Dataset extract:
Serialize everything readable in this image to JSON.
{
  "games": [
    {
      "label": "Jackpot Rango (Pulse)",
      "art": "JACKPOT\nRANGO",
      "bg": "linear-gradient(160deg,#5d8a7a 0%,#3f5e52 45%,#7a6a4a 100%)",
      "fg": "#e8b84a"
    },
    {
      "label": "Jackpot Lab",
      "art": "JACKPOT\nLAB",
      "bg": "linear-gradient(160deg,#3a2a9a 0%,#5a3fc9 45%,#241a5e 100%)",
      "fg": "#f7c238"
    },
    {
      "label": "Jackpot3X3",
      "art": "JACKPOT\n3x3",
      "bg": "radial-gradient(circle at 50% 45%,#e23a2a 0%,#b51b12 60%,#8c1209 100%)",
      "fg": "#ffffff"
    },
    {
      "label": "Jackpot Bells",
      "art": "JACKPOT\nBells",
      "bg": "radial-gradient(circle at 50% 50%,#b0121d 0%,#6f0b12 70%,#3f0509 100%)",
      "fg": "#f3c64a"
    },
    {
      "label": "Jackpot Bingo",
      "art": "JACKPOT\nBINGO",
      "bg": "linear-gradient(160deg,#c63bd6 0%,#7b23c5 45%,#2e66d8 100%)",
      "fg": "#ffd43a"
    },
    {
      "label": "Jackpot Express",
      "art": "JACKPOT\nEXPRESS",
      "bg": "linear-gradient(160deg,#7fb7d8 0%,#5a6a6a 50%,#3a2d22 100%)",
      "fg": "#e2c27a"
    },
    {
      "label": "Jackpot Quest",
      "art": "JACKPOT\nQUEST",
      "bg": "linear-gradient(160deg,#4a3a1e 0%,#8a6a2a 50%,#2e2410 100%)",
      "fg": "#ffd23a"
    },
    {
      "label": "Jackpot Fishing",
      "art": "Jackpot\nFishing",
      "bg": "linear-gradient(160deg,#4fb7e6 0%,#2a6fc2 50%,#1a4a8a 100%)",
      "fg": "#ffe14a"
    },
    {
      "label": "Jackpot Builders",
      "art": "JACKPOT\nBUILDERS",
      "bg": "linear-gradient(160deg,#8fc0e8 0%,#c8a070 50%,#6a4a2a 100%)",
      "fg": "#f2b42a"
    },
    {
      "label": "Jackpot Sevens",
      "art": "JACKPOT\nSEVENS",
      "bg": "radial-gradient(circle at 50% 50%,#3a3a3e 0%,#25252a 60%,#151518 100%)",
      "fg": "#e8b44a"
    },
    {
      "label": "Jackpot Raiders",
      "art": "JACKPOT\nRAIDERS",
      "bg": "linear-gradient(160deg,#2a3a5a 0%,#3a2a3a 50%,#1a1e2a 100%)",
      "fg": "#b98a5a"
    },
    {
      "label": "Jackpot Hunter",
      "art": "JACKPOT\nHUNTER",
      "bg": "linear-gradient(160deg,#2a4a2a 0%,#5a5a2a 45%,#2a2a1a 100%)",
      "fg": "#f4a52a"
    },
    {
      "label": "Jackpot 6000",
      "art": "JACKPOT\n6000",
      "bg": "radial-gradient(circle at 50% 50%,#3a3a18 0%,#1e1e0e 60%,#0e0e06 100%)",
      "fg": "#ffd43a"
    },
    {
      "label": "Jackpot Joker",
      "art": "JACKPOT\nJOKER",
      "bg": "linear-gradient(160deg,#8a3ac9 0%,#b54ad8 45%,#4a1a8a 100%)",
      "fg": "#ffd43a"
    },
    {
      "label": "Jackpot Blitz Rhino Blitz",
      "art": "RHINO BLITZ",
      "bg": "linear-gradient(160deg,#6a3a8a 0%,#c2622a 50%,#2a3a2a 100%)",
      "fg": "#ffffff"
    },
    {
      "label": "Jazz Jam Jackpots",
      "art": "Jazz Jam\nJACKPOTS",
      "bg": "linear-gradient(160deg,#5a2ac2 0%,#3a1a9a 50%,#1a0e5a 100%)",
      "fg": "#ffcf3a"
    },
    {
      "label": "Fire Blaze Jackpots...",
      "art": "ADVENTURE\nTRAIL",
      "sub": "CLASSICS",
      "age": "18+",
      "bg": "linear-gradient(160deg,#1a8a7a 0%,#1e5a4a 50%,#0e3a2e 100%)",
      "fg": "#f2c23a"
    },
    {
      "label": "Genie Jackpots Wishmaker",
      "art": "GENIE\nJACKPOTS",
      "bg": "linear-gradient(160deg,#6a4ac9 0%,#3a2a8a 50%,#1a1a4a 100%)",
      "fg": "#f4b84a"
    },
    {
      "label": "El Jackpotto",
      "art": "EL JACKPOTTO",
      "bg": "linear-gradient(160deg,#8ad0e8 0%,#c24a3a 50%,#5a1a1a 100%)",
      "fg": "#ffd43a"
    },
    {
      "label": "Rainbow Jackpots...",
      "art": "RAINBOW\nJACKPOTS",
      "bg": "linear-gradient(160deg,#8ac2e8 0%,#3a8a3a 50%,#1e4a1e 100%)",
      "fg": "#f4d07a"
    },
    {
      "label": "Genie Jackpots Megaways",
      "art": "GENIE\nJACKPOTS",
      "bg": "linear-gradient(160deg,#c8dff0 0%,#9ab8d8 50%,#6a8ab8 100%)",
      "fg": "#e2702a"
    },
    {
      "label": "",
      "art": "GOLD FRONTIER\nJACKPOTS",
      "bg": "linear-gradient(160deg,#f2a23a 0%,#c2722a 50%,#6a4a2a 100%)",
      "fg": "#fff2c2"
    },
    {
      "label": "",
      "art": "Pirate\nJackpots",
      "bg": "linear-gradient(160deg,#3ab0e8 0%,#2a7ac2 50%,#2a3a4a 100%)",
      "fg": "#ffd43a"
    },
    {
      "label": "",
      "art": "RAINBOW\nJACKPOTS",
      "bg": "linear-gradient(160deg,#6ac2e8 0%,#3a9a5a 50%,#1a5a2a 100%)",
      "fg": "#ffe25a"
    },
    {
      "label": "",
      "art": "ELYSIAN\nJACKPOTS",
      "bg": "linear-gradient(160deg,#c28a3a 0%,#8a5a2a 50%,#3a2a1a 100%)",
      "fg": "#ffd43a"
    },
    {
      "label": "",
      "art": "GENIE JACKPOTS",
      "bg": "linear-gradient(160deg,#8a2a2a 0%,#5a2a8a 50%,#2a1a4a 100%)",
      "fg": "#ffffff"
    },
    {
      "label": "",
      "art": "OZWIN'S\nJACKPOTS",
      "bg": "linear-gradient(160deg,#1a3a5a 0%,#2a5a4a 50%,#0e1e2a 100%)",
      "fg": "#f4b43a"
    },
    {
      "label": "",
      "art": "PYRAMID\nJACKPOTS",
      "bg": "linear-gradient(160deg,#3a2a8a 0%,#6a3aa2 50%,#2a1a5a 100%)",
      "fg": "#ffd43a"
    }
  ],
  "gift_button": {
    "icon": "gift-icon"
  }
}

What is required:
Go through the data and return every record exactly.

Written response:
Serialize everything readable in this image to JSON.
{
  "games": [
    {
      "label": "Jackpot Rango (Pulse)",
      "art": "JACKPOT\nRANGO",
      "bg": "linear-gradient(160deg,#5d8a7a 0%,#3f5e52 45%,#7a6a4a 100%)",
      "fg": "#e8b84a"
    },
    {
      "label": "Jackpot Lab",
      "art": "JACKPOT\nLAB",
      "bg": "linear-gradient(160deg,#3a2a9a 0%,#5a3fc9 45%,#241a5e 100%)",
      "fg": "#f7c238"
    },
    {
      "label": "Jackpot3X3",
      "art": "JACKPOT\n3x3",
      "bg": "radial-gradient(circle at 50% 45%,#e23a2a 0%,#b51b12 60%,#8c1209 100%)",
      "fg": "#ffffff"
    },
    {
      "label": "Jackpot Bells",
      "art": "JACKPOT\nBells",
      "bg": "radial-gradient(circle at 50% 50%,#b0121d 0%,#6f0b12 70%,#3f0509 100%)",
      "fg": "#f3c64a"
    },
    {
      "label": "Jackpot Bingo",
      "art": "JACKPOT\nBINGO",
      "bg": "linear-gradient(160deg,#c63bd6 0%,#7b23c5 45%,#2e66d8 100%)",
      "fg": "#ffd43a"
    },
    {
      "label": "Jackpot Express",
      "art": "JACKPOT\nEXPRESS",
      "bg": "linear-gradient(160deg,#7fb7d8 0%,#5a6a6a 50%,#3a2d22 100%)",
      "fg": "#e2c27a"
    },
    {
      "label": "Jackpot Quest",
      "art": "JACKPOT\nQUEST",
      "bg": "linear-gradient(160deg,#4a3a1e 0%,#8a6a2a 50%,#2e2410 100%)",
      "fg": "#ffd23a"
    },
    {
      "label": "Jackpot Fishing",
      "art": "Jackpot\nFishing",
      "bg": "linear-gradient(160deg,#4fb7e6 0%,#2a6fc2 50%,#1a4a8a 100%)",
      "fg": "#ffe14a"
    },
    {
      "label": "Jackpot Builders",
      "art": "JACKPOT\nBUILDERS",
      "bg": "linear-gradient(160deg,#8fc0e8 0%,#c8a070 50%,#6a4a2a 100%)",
      "fg": "#f2b42a"
    },
    {
      "label": "Jackpot Sevens",
      "art": "JACKPOT\nSEVENS",
      "bg": "radial-gradient(circle at 50% 50%,#3a3a3e 0%,#25252a 60%,#151518 100%)",
      "fg": "#e8b44a"
    },
    {
      "label": "Jackpot Raiders",
      "art": "JACKPOT\nRAIDERS",
      "bg": "linear-gradient(160deg,#2a3a5a 0%,#3a2a3a 50%,#1a1e2a 100%)",
      "fg": "#b98a5a"
    },
    {
      "label": "Jackpot Hunter",
      "art": "JACKPOT\nHUNTER",
      "bg": "linear-gradient(160deg,#2a4a2a 0%,#5a5a2a 45%,#2a2a1a 100%)",
      "fg": "#f4a52a"
    },
    {
      "label": "Jackpot 6000",
      "art": "JACKPOT\n6000",
      "bg": "radial-gradient(circle at 50% 50%,#3a3a18 0%,#1e1e0e 60%,#0e0e06 100%)",
      "fg": "#ffd43a"
    },
    {
      "label": "Jackpot Joker",
      "art": "JACKPOT\nJOKER",
      "bg": "linear-gradient(160deg,#8a3ac9 0%,#b54ad8 45%,#4a1a8a 100%)",
      "fg": "#ffd43a"
    },
    {
      "label": "Jackpot Blitz Rhino Blitz",
      "art": "RHINO BLITZ",
      "bg": "linear-gradient(160deg,#6a3a8a 0%,#c2622a 50%,#2a3a2a 100%)",
      "fg": "#ffffff"
    },
    {
      "label": "Jazz Jam Jackpots",
      "art": "Jazz Jam\nJACKPOTS",
      "bg": "linear-gradient(160deg,#5a2ac2 0%,#3a1a9a 50%,#1a0e5a 100%)",
      "fg": "#ffcf3a"
    },
    {
      "label": "Fire Blaze Jackpots...",
      "art": "ADVENTURE\nTRAIL",
      "sub": "CLASSICS",
      "age": "18+",
      "bg": "linear-gradient(160deg,#1a8a7a 0%,#1e5a4a 50%,#0e3a2e 100%)",
      "fg": "#f2c23a"
    },
    {
      "label": "Genie Jackpots Wishmaker",
      "art": "GENIE\nJACKPOTS",
      "bg": "linear-gradient(160deg,#6a4ac9 0%,#3a2a8a 50%,#1a1a4a 100%)",
      "fg": "#f4b84a"
    },
    {
      "label": "El Jackpotto",
      "art": "EL JACKPOTTO",
      "bg": "linear-gradient(160deg,#8ad0e8 0%,#c24a3a 50%,#5a1a1a 100%)",
      "fg": "#ffd43a"
    },
    {
      "label": "Rainbow Jackpots...",
      "art": "RAINBOW\nJACKPOTS",
      "bg": "linear-gradient(160deg,#8ac2e8 0%,#3a8a3a 50%,#1e4a1e 100%)",
      "fg": "#f4d07a"
    },
    {
      "label": "Genie Jackpots Megaways",
      "art": "GENIE\nJACKPOTS",
      "bg": "linear-gradient(160deg,#c8dff0 0%,#9ab8d8 50%,#6a8ab8 100%)",
      "fg": "#e2702a"
    },
    {
      "label": "",
      "art": "GOLD FRONTIER\nJACKPOTS",
      "bg": "linear-gradient(160deg,#f2a23a 0%,#c2722a 50%,#6a4a2a 100%)",
      "fg": "#fff2c2"
    },
    {
      "label": "",
      "art": "Pirate\nJackpots",
      "bg": "linear-gradient(160deg,#3ab0e8 0%,#2a7ac2 50%,#2a3a4a 100%)",
      "fg": "#ffd43a"
    },
    {
      "label": "",
      "art": "RAINBOW\nJACKPOTS",
      "bg": "linear-gradient(160deg,#6ac2e8 0%,#3a9a5a 50%,#1a5a2a 100%)",
      "fg": "#ffe25a"
    },
    {
      "label": "",
      "art": "ELYSIAN\nJACKPOTS",
      "bg": "linear-gradient(160deg,#c28a3a 0%,#8a5a2a 50%,#3a2a1a 100%)",
      "fg": "#ffd43a"
    },
    {
      "label": "",
      "art": "GENIE JACKPOTS",
      "bg": "linear-gradient(160deg,#8a2a2a 0%,#5a2a8a 50%,#2a1a4a 100%)",
      "fg": "#ffffff"
    },
    {
      "label": "",
      "art": "OZWIN'S\nJACKPOTS",
      "bg": "linear-gradient(160deg,#1a3a5a 0%,#2a5a4a 50%,#0e1e2a 100%)",
      "fg": "#f4b43a"
    },
    {
      "label": "",
      "art": "PYRAMID\nJACKPOTS",
      "bg": "linear-gradient(160deg,#3a2a8a 0%,#6a3aa2 50%,#2a1a5a 100%)",
      "fg": "#ffd43a"
    }
  ],
  "gift_button": {
    "icon": "gift-icon"
  }
}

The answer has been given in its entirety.